Exercise prompt → From the records, copy out every line that contains the string "title", matching case exactly.
Start of Material
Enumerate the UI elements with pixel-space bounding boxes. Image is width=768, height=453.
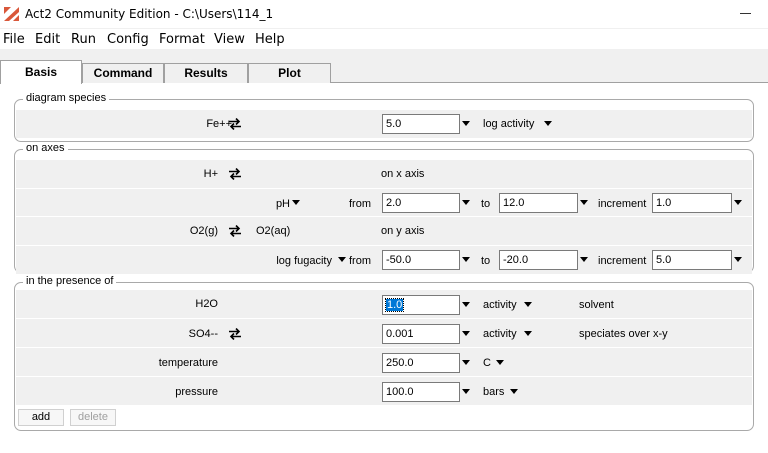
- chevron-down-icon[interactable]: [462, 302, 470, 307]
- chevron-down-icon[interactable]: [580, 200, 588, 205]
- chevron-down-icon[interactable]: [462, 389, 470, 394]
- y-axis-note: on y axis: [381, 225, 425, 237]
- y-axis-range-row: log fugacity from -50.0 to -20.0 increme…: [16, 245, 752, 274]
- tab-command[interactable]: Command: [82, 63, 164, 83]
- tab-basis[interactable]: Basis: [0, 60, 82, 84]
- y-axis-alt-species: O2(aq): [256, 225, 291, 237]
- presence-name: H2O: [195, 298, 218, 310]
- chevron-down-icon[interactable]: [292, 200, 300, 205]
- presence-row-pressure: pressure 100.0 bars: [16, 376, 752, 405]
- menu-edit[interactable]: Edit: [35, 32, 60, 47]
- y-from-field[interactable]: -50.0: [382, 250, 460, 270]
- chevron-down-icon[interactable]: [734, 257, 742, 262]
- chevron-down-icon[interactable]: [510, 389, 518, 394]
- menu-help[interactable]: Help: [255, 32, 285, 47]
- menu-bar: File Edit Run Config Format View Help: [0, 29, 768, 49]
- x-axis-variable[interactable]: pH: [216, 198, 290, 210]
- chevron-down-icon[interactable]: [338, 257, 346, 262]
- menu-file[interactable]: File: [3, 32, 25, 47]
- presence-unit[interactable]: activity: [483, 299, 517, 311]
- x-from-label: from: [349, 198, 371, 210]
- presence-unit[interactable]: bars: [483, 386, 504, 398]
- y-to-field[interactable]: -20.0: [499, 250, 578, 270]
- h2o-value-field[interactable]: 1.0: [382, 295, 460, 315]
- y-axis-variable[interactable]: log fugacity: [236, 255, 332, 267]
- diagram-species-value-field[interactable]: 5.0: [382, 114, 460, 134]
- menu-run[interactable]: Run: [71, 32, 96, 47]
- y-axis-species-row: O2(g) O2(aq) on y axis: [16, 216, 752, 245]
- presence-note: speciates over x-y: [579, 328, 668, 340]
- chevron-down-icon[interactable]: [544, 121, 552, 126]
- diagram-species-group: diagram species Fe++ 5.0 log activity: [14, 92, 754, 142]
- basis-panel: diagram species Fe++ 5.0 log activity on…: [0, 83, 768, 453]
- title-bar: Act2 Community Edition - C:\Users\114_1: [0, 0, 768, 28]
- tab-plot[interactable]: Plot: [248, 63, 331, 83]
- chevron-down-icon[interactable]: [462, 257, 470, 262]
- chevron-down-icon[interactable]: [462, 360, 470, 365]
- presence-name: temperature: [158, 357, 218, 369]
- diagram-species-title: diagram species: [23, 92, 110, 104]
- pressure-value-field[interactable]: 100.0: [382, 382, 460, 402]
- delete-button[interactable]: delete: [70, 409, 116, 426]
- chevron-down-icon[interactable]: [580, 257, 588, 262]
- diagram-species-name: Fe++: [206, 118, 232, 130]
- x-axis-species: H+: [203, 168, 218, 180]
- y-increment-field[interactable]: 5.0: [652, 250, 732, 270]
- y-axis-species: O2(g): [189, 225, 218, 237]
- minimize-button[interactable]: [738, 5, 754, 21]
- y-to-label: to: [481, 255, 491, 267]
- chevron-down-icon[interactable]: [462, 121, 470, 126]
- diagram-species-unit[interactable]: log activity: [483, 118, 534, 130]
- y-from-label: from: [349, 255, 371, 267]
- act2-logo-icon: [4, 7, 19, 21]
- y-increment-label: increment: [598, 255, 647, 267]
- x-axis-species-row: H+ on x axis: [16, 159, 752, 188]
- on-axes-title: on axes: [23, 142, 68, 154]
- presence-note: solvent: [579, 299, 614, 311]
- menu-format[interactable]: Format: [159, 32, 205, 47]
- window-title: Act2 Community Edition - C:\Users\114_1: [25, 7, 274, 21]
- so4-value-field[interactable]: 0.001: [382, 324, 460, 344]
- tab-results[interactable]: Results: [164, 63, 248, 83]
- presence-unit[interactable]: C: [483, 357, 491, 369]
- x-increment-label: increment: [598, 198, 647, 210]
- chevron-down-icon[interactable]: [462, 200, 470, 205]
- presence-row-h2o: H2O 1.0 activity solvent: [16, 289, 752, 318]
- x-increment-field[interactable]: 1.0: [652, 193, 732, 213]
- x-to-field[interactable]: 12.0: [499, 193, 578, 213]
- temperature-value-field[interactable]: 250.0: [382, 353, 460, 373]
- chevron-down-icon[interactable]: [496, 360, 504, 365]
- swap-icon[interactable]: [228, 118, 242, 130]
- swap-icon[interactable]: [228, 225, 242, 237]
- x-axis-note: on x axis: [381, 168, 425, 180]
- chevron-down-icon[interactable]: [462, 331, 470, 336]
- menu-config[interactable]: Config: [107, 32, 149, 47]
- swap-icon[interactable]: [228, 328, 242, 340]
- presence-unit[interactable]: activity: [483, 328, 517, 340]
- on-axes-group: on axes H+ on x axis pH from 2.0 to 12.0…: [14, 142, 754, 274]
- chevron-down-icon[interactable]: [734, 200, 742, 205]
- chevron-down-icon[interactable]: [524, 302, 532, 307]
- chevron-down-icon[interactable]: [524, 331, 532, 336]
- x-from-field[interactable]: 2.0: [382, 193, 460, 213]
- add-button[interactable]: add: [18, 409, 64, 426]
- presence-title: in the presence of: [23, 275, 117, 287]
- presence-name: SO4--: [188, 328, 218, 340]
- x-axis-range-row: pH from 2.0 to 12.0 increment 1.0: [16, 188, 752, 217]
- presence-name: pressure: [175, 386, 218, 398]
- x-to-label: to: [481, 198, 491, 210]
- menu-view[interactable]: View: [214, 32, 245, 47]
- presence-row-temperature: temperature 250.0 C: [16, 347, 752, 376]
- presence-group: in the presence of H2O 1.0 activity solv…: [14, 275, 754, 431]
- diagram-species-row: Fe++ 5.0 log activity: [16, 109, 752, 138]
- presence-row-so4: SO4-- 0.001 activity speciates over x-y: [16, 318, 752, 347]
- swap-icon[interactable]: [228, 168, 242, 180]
End of Material
Answer to the problem →
- title-bar: Act2 Community Edition - C:\Users\114_1: [0, 0, 768, 28]
- diagram-species-title: diagram species: [23, 92, 110, 104]
- on-axes-title: on axes: [23, 142, 68, 154]
- window-title: Act2 Community Edition - C:\Users\114_1: [25, 7, 274, 21]
- presence-title: in the presence of: [23, 275, 117, 287]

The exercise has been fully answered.